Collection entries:
## begin

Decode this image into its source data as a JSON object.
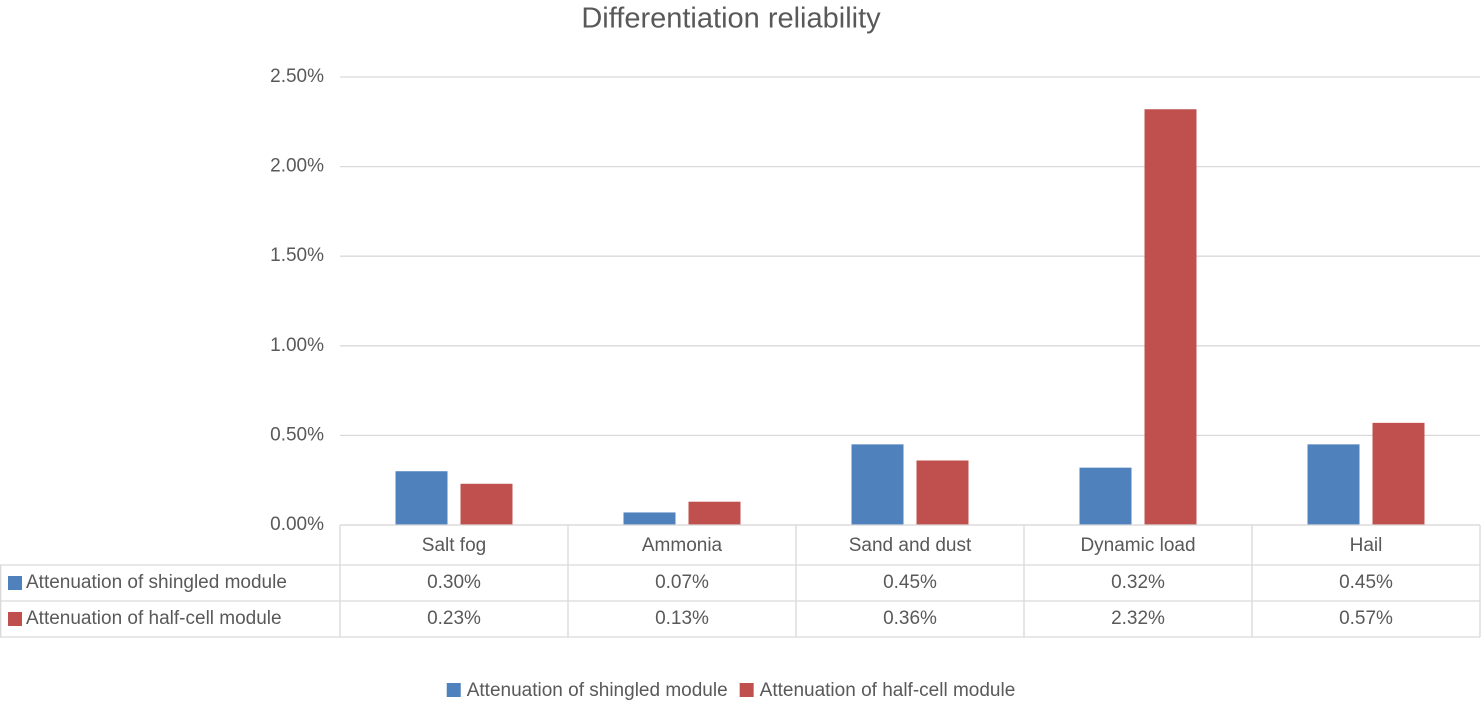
{
  "chart_data": {
    "type": "bar",
    "title": "Differentiation reliability",
    "categories": [
      "Salt fog",
      "Ammonia",
      "Sand and dust",
      "Dynamic load",
      "Hail"
    ],
    "series": [
      {
        "name": "Attenuation of shingled module",
        "color": "#4f81bd",
        "values": [
          0.3,
          0.07,
          0.45,
          0.32,
          0.45
        ],
        "value_labels": [
          "0.30%",
          "0.07%",
          "0.45%",
          "0.32%",
          "0.45%"
        ]
      },
      {
        "name": "Attenuation of half-cell module",
        "color": "#c0504d",
        "values": [
          0.23,
          0.13,
          0.36,
          2.32,
          0.57
        ],
        "value_labels": [
          "0.23%",
          "0.13%",
          "0.36%",
          "2.32%",
          "0.57%"
        ]
      }
    ],
    "ylim": [
      0,
      2.5
    ],
    "yticks": [
      {
        "value": 0,
        "label": "0.00%"
      },
      {
        "value": 0.5,
        "label": "0.50%"
      },
      {
        "value": 1,
        "label": "1.00%"
      },
      {
        "value": 1.5,
        "label": "1.50%"
      },
      {
        "value": 2,
        "label": "2.00%"
      },
      {
        "value": 2.5,
        "label": "2.50%"
      }
    ],
    "grid": true,
    "legend": "bottom",
    "data_table": true
  }
}
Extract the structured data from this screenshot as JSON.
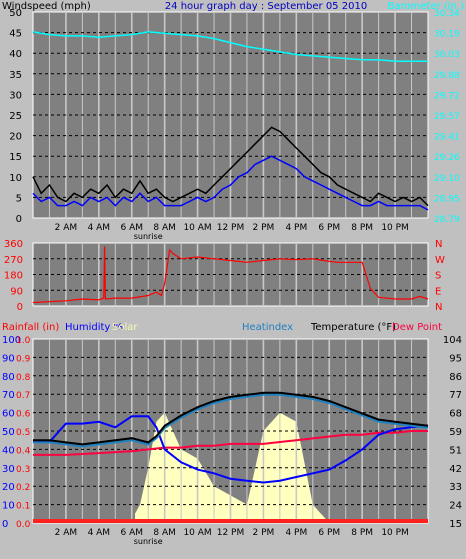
{
  "chart_data": [
    {
      "type": "line",
      "title": "24 hour graph day : September 05 2010",
      "ylabel_left": "Windspeed (mph)",
      "ylabel_right": "Barometer (in.)",
      "yticks_left": [
        "0",
        "5",
        "10",
        "15",
        "20",
        "25",
        "30",
        "35",
        "40",
        "45",
        "50"
      ],
      "yticks_right": [
        "28.79",
        "28.95",
        "29.10",
        "29.26",
        "29.41",
        "29.57",
        "29.72",
        "29.88",
        "30.03",
        "30.19",
        "30.34"
      ],
      "ylim_left": [
        0,
        50
      ],
      "ylim_right": [
        28.79,
        30.34
      ],
      "xticks": [
        "2 AM",
        "4 AM",
        "6 AM",
        "8 AM",
        "10 AM",
        "12 PM",
        "2 PM",
        "4 PM",
        "6 PM",
        "8 PM",
        "10 PM"
      ],
      "sunrise_label": "sunrise",
      "xlim": [
        0,
        24
      ],
      "series": [
        {
          "name": "Barometer",
          "color": "#00ffff",
          "x": [
            0,
            1,
            2,
            3,
            4,
            5,
            6,
            7,
            8,
            9,
            10,
            11,
            12,
            13,
            14,
            15,
            16,
            17,
            18,
            19,
            20,
            21,
            22,
            23,
            24
          ],
          "y": [
            30.19,
            30.17,
            30.16,
            30.16,
            30.15,
            30.16,
            30.17,
            30.19,
            30.18,
            30.17,
            30.16,
            30.14,
            30.11,
            30.08,
            30.06,
            30.04,
            30.02,
            30.01,
            30.0,
            29.99,
            29.98,
            29.98,
            29.97,
            29.97,
            29.97
          ]
        },
        {
          "name": "Wind gust",
          "color": "#000000",
          "x": [
            0,
            0.5,
            1,
            1.5,
            2,
            2.5,
            3,
            3.5,
            4,
            4.5,
            5,
            5.5,
            6,
            6.5,
            7,
            7.5,
            8,
            8.5,
            9,
            9.5,
            10,
            10.5,
            11,
            11.5,
            12,
            12.5,
            13,
            13.5,
            14,
            14.5,
            15,
            15.5,
            16,
            16.5,
            17,
            17.5,
            18,
            18.5,
            19,
            19.5,
            20,
            20.5,
            21,
            21.5,
            22,
            22.5,
            23,
            23.5,
            24
          ],
          "y": [
            10,
            6,
            8,
            5,
            4,
            6,
            5,
            7,
            6,
            8,
            5,
            7,
            6,
            9,
            6,
            7,
            5,
            4,
            5,
            6,
            7,
            6,
            8,
            10,
            12,
            14,
            16,
            18,
            20,
            22,
            21,
            19,
            17,
            15,
            13,
            11,
            10,
            8,
            7,
            6,
            5,
            4,
            6,
            5,
            4,
            5,
            4,
            5,
            3
          ]
        },
        {
          "name": "Wind speed",
          "color": "#0000ff",
          "x": [
            0,
            0.5,
            1,
            1.5,
            2,
            2.5,
            3,
            3.5,
            4,
            4.5,
            5,
            5.5,
            6,
            6.5,
            7,
            7.5,
            8,
            8.5,
            9,
            9.5,
            10,
            10.5,
            11,
            11.5,
            12,
            12.5,
            13,
            13.5,
            14,
            14.5,
            15,
            15.5,
            16,
            16.5,
            17,
            17.5,
            18,
            18.5,
            19,
            19.5,
            20,
            20.5,
            21,
            21.5,
            22,
            22.5,
            23,
            23.5,
            24
          ],
          "y": [
            6,
            4,
            5,
            3,
            3,
            4,
            3,
            5,
            4,
            5,
            3,
            5,
            4,
            6,
            4,
            5,
            3,
            3,
            3,
            4,
            5,
            4,
            5,
            7,
            8,
            10,
            11,
            13,
            14,
            15,
            14,
            13,
            12,
            10,
            9,
            8,
            7,
            6,
            5,
            4,
            3,
            3,
            4,
            3,
            3,
            3,
            3,
            3,
            2
          ]
        }
      ]
    },
    {
      "type": "line",
      "ylabel_left": "",
      "yticks_left": [
        "0",
        "90",
        "180",
        "270",
        "360"
      ],
      "yticks_right": [
        "N",
        "E",
        "S",
        "W",
        "N"
      ],
      "ylim_left": [
        0,
        360
      ],
      "xlim": [
        0,
        24
      ],
      "series": [
        {
          "name": "Wind direction",
          "color": "#ff0000",
          "x": [
            0,
            1,
            2,
            3,
            4,
            4.3,
            4.35,
            4.4,
            5,
            6,
            7,
            7.5,
            7.8,
            8,
            8.3,
            8.5,
            9,
            10,
            11,
            12,
            13,
            14,
            15,
            16,
            17,
            18,
            18.5,
            19,
            20,
            20.5,
            21,
            22,
            23,
            23.5,
            24
          ],
          "y": [
            20,
            25,
            30,
            40,
            35,
            45,
            340,
            40,
            45,
            45,
            60,
            80,
            60,
            130,
            320,
            300,
            270,
            280,
            270,
            260,
            250,
            260,
            270,
            265,
            270,
            255,
            250,
            250,
            250,
            100,
            50,
            40,
            40,
            55,
            40
          ]
        }
      ]
    },
    {
      "type": "line",
      "legend": [
        "Rainfall (in)",
        "Humidity %",
        "Solar",
        "Heatindex",
        "Temperature (°F)",
        "Dew Point"
      ],
      "legend_colors": [
        "#ff0000",
        "#0000ff",
        "#ffffc0",
        "#2080c0",
        "#000000",
        "#ff0040"
      ],
      "yticks_rain": [
        "0.0",
        "0.1",
        "0.2",
        "0.3",
        "0.4",
        "0.5",
        "0.6",
        "0.7",
        "0.8",
        "0.9",
        "1.0"
      ],
      "yticks_hum": [
        "0",
        "10",
        "20",
        "30",
        "40",
        "50",
        "60",
        "70",
        "80",
        "90",
        "100"
      ],
      "yticks_right": [
        "15",
        "24",
        "33",
        "42",
        "51",
        "59",
        "68",
        "77",
        "86",
        "95",
        "104"
      ],
      "ylim_right": [
        15,
        104
      ],
      "xticks": [
        "2 AM",
        "4 AM",
        "6 AM",
        "8 AM",
        "10 AM",
        "12 PM",
        "2 PM",
        "4 PM",
        "6 PM",
        "8 PM",
        "10 PM"
      ],
      "sunrise_label": "sunrise",
      "xlim": [
        0,
        24
      ],
      "series": [
        {
          "name": "Temperature",
          "color": "#000000",
          "x": [
            0,
            1,
            2,
            3,
            4,
            5,
            6,
            6.5,
            7,
            7.5,
            8,
            9,
            10,
            11,
            12,
            13,
            14,
            15,
            16,
            17,
            18,
            19,
            20,
            21,
            22,
            23,
            24
          ],
          "y": [
            55,
            55,
            54,
            53,
            54,
            55,
            56,
            55,
            54,
            57,
            62,
            67,
            71,
            74,
            76,
            77,
            78,
            78,
            77,
            76,
            74,
            71,
            68,
            65,
            64,
            63,
            62
          ]
        },
        {
          "name": "Heatindex",
          "color": "#2080c0",
          "x": [
            0,
            1,
            2,
            3,
            4,
            5,
            6,
            6.5,
            7,
            7.5,
            8,
            9,
            10,
            11,
            12,
            13,
            14,
            15,
            16,
            17,
            18,
            19,
            20,
            21,
            22,
            23,
            24
          ],
          "y": [
            54,
            54,
            53,
            52,
            53,
            54,
            55,
            54,
            53,
            56,
            61,
            66,
            70,
            73,
            75,
            76,
            77,
            77,
            76,
            75,
            73,
            70,
            67,
            64,
            63,
            62,
            61
          ]
        },
        {
          "name": "Humidity",
          "color": "#0000ff",
          "x": [
            0,
            1,
            2,
            3,
            4,
            5,
            6,
            7,
            7.5,
            8,
            9,
            10,
            11,
            12,
            13,
            14,
            15,
            16,
            17,
            18,
            19,
            20,
            21,
            22,
            23,
            24
          ],
          "y": [
            45,
            44,
            54,
            54,
            55,
            52,
            58,
            58,
            52,
            40,
            33,
            29,
            27,
            24,
            23,
            22,
            23,
            25,
            27,
            29,
            34,
            40,
            48,
            51,
            52,
            53
          ]
        },
        {
          "name": "Dew Point",
          "color": "#ff0040",
          "x": [
            0,
            2,
            4,
            6,
            7,
            8,
            9,
            10,
            11,
            12,
            13,
            14,
            15,
            16,
            17,
            18,
            19,
            20,
            21,
            22,
            23,
            24
          ],
          "y": [
            37,
            37,
            38,
            39,
            40,
            41,
            41,
            42,
            42,
            43,
            43,
            43,
            44,
            45,
            46,
            47,
            48,
            48,
            49,
            49,
            50,
            50
          ]
        },
        {
          "name": "Solar",
          "color": "#ffffc0",
          "x": [
            6.2,
            6.5,
            7,
            7.5,
            8,
            8.5,
            9,
            10,
            11,
            12,
            13,
            14,
            15,
            16,
            17,
            17.5,
            17.8,
            18
          ],
          "y": [
            0.05,
            0.1,
            0.3,
            0.55,
            0.6,
            0.5,
            0.4,
            0.35,
            0.2,
            0.15,
            0.1,
            0.5,
            0.6,
            0.55,
            0.1,
            0.05,
            0.02,
            0
          ]
        }
      ]
    }
  ]
}
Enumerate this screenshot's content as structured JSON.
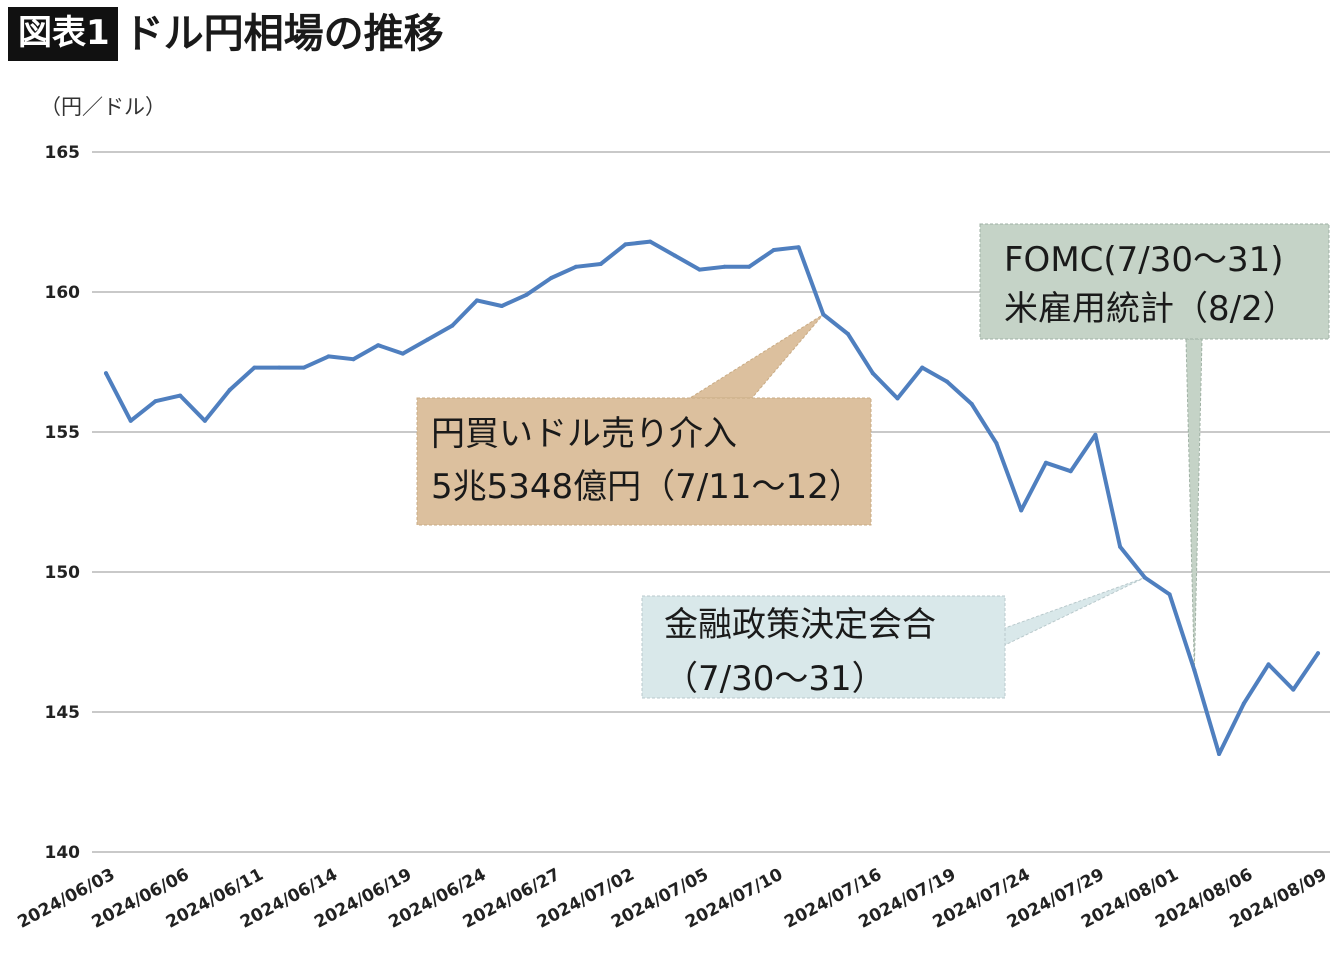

## end

#### [Given exercise]
Every line of the listing that holds "Attenuation" should be found and copied.

#### [The completed task]
        "name": "Attenuation of shingled module",
        "name": "Attenuation of half-cell module",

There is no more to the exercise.